(Data entries)
((

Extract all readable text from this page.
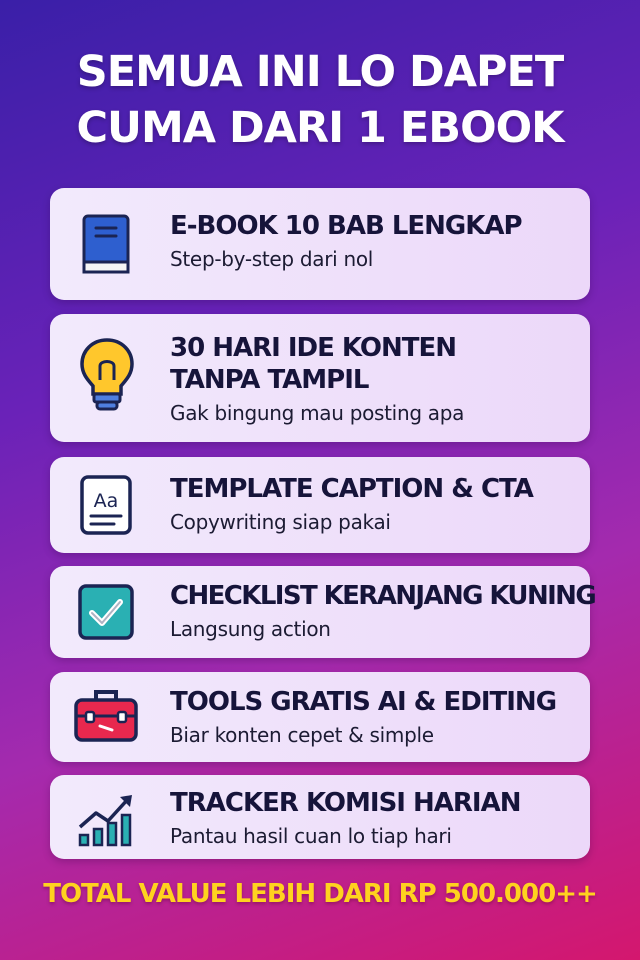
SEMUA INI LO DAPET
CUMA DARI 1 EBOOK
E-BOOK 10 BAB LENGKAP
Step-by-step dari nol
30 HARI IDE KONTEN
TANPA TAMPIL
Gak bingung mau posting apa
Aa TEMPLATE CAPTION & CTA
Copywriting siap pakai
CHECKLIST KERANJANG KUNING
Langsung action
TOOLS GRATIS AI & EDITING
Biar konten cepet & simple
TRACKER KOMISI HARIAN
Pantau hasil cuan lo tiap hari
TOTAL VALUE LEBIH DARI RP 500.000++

))

(Problem description)
Transcribe the whole listing exactly. Pictures stay out of your copy.

(Right answer)
Extract all readable text from this page.
SEMUA INI LO DAPET
CUMA DARI 1 EBOOK
E-BOOK 10 BAB LENGKAP
Step-by-step dari nol
30 HARI IDE KONTEN
TANPA TAMPIL
Gak bingung mau posting apa
Aa TEMPLATE CAPTION & CTA
Copywriting siap pakai
CHECKLIST KERANJANG KUNING
Langsung action
TOOLS GRATIS AI & EDITING
Biar konten cepet & simple
TRACKER KOMISI HARIAN
Pantau hasil cuan lo tiap hari
TOTAL VALUE LEBIH DARI RP 500.000++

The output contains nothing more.